__Records__:
________

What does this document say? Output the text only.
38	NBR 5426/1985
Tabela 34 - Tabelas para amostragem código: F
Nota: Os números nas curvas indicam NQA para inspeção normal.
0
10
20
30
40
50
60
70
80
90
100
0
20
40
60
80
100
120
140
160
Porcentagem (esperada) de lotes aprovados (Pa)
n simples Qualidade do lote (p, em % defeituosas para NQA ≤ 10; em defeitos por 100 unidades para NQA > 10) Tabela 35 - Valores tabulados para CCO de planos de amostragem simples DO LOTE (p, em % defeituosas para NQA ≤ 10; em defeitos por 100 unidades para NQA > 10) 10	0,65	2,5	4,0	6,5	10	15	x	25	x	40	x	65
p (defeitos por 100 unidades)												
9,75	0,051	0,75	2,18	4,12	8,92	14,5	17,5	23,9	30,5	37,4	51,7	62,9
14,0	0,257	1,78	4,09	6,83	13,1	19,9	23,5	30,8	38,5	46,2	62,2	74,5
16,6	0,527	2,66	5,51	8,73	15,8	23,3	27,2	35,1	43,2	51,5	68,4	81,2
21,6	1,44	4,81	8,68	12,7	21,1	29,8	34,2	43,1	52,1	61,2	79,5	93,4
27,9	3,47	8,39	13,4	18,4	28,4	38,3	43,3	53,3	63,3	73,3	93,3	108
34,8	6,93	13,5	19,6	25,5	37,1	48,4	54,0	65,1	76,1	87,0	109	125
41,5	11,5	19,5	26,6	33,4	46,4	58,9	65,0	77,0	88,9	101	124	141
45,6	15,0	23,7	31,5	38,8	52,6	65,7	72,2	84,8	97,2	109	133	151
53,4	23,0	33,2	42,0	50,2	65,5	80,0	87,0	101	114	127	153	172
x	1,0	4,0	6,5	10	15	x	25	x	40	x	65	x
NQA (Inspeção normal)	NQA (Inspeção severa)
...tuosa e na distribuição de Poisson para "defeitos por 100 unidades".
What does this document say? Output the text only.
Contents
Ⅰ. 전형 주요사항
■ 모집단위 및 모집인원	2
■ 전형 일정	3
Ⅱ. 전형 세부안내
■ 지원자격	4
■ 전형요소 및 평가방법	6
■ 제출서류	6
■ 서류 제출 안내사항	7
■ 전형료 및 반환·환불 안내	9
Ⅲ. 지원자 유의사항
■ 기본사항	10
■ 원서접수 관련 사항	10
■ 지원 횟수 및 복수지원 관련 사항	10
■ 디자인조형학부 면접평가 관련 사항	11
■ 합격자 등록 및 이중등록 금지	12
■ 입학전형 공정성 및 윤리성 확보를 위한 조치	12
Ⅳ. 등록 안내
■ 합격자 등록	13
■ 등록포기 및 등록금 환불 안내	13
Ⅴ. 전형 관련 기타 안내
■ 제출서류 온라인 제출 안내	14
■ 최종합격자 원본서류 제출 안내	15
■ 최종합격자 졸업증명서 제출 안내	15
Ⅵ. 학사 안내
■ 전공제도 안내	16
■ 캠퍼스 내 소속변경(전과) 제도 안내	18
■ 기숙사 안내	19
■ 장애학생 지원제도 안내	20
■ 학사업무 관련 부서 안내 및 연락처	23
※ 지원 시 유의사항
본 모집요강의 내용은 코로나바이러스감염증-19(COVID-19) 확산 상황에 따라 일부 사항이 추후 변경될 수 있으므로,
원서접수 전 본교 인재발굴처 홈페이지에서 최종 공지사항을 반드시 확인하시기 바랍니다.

________

Copy each record from above exactly, and include every line.

What does this document say? Output the text only.
38	NBR 5426/1985
Tabela 34 - Tabelas para amostragem código: F
Nota: Os números nas curvas indicam NQA para inspeção normal.
0
10
20
30
40
50
60
70
80
90
100
0
20
40
60
80
100
120
140
160
Porcentagem (esperada) de lotes aprovados (Pa)
n simples Qualidade do lote (p, em % defeituosas para NQA ≤ 10; em defeitos por 100 unidades para NQA > 10) Tabela 35 - Valores tabulados para CCO de planos de amostragem simples DO LOTE (p, em % defeituosas para NQA ≤ 10; em defeitos por 100 unidades para NQA > 10) 10	0,65	2,5	4,0	6,5	10	15	x	25	x	40	x	65
p (defeitos por 100 unidades)												
9,75	0,051	0,75	2,18	4,12	8,92	14,5	17,5	23,9	30,5	37,4	51,7	62,9
14,0	0,257	1,78	4,09	6,83	13,1	19,9	23,5	30,8	38,5	46,2	62,2	74,5
16,6	0,527	2,66	5,51	8,73	15,8	23,3	27,2	35,1	43,2	51,5	68,4	81,2
21,6	1,44	4,81	8,68	12,7	21,1	29,8	34,2	43,1	52,1	61,2	79,5	93,4
27,9	3,47	8,39	13,4	18,4	28,4	38,3	43,3	53,3	63,3	73,3	93,3	108
34,8	6,93	13,5	19,6	25,5	37,1	48,4	54,0	65,1	76,1	87,0	109	125
41,5	11,5	19,5	26,6	33,4	46,4	58,9	65,0	77,0	88,9	101	124	141
45,6	15,0	23,7	31,5	38,8	52,6	65,7	72,2	84,8	97,2	109	133	151
53,4	23,0	33,2	42,0	50,2	65,5	80,0	87,0	101	114	127	153	172
x	1,0	4,0	6,5	10	15	x	25	x	40	x	65	x
NQA (Inspeção normal)	NQA (Inspeção severa)
...tuosa e na distribuição de Poisson para "defeitos por 100 unidades".
What does this document say? Output the text only.
Contents
Ⅰ. 전형 주요사항
■ 모집단위 및 모집인원	2
■ 전형 일정	3
Ⅱ. 전형 세부안내
■ 지원자격	4
■ 전형요소 및 평가방법	6
■ 제출서류	6
■ 서류 제출 안내사항	7
■ 전형료 및 반환·환불 안내	9
Ⅲ. 지원자 유의사항
■ 기본사항	10
■ 원서접수 관련 사항	10
■ 지원 횟수 및 복수지원 관련 사항	10
■ 디자인조형학부 면접평가 관련 사항	11
■ 합격자 등록 및 이중등록 금지	12
■ 입학전형 공정성 및 윤리성 확보를 위한 조치	12
Ⅳ. 등록 안내
■ 합격자 등록	13
■ 등록포기 및 등록금 환불 안내	13
Ⅴ. 전형 관련 기타 안내
■ 제출서류 온라인 제출 안내	14
■ 최종합격자 원본서류 제출 안내	15
■ 최종합격자 졸업증명서 제출 안내	15
Ⅵ. 학사 안내
■ 전공제도 안내	16
■ 캠퍼스 내 소속변경(전과) 제도 안내	18
■ 기숙사 안내	19
■ 장애학생 지원제도 안내	20
■ 학사업무 관련 부서 안내 및 연락처	23
※ 지원 시 유의사항
본 모집요강의 내용은 코로나바이러스감염증-19(COVID-19) 확산 상황에 따라 일부 사항이 추후 변경될 수 있으므로,
원서접수 전 본교 인재발굴처 홈페이지에서 최종 공지사항을 반드시 확인하시기 바랍니다.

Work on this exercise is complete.